- _Task requirements_
Reply with nothing except the number of lines that contain the word "Normal".
** BEGIN Exercise inputs **
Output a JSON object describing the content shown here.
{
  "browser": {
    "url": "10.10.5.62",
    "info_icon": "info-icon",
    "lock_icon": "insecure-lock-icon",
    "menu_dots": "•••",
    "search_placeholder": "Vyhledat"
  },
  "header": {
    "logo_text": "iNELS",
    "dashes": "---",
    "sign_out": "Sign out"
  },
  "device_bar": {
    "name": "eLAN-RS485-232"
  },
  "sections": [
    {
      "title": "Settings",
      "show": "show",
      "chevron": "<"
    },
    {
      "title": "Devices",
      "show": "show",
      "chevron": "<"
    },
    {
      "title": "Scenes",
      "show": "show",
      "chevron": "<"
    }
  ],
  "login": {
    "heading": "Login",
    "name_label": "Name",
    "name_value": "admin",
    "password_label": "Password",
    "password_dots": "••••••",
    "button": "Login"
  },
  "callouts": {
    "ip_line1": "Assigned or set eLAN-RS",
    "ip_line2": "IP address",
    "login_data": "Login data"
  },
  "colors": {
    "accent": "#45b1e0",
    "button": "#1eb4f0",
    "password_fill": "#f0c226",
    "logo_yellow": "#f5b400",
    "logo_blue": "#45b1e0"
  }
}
** END Exercise inputs **
** BEGIN Exercise inputs **
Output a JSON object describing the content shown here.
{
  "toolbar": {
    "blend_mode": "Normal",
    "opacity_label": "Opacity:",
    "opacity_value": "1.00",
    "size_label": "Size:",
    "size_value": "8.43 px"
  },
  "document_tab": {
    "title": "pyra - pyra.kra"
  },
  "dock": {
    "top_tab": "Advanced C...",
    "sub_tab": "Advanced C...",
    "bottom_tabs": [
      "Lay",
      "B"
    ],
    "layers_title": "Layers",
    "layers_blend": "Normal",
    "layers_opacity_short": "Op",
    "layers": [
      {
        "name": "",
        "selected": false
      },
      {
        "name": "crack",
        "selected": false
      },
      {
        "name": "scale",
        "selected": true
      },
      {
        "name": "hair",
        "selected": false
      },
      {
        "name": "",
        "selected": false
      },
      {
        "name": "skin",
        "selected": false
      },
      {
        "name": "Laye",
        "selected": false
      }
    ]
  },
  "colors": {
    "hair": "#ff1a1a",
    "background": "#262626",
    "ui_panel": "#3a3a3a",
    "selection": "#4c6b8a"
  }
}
** END Exercise inputs **
- _Solved exercise_
2